Collection entries
+ + + + +

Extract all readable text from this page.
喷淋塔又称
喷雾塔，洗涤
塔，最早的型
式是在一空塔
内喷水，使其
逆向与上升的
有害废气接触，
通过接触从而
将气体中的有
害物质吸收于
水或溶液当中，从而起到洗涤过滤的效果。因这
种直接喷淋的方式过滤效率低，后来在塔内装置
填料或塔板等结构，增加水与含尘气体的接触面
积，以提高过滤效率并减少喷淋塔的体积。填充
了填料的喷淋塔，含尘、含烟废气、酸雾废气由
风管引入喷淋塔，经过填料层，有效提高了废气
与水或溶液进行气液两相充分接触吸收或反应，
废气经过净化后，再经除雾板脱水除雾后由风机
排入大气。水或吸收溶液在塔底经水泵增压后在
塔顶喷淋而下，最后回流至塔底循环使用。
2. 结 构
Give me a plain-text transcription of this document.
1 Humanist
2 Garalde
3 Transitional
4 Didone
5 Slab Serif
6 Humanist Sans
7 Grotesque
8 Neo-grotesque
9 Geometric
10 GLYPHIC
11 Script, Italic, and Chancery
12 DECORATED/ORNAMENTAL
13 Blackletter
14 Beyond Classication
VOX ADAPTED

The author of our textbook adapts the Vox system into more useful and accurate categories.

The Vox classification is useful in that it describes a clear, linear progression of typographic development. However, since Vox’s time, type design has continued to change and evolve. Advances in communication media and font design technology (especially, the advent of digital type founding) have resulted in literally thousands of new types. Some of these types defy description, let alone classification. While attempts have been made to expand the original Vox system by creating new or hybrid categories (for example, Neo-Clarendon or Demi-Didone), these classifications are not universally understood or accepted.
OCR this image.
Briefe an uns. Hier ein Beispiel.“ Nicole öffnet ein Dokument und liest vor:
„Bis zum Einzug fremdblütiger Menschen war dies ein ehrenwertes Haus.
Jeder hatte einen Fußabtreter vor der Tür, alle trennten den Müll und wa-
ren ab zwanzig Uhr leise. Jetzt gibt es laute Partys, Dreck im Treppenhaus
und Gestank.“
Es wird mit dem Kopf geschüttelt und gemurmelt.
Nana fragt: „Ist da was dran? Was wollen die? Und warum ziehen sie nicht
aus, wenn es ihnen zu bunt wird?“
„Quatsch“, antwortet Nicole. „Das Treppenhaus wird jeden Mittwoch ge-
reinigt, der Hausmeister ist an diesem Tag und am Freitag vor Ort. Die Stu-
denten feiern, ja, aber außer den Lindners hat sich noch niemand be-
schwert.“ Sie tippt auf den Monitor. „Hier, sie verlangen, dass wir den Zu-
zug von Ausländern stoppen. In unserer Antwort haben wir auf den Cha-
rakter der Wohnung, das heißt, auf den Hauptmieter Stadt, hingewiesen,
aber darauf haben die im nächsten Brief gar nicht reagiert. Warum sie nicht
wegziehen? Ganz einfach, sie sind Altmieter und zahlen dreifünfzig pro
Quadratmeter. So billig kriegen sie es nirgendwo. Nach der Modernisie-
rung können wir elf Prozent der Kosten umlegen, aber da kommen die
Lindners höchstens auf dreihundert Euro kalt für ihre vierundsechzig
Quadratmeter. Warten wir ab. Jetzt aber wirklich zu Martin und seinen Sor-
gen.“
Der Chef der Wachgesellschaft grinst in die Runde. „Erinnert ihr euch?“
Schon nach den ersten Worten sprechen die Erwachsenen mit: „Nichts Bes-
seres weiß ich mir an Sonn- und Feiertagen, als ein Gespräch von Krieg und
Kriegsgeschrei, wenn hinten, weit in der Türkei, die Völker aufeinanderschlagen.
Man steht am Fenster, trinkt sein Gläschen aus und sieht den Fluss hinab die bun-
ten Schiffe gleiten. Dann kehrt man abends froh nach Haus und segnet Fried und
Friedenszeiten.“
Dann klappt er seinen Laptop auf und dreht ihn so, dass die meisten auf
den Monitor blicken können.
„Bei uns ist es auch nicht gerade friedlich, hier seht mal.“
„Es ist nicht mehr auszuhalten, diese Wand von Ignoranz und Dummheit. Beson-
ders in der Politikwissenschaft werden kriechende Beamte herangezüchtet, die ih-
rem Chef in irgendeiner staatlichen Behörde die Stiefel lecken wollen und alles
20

+ + + + +

## WHAT THIS TASK INVOLVES:
Read the entries and pick out all lines that include the word "wenn".

## RESPONSE:
aus, wenn es ihnen zu bunt wird?“
Kriegsgeschrei, wenn hinten, weit in der Türkei, die Völker aufeinanderschlagen.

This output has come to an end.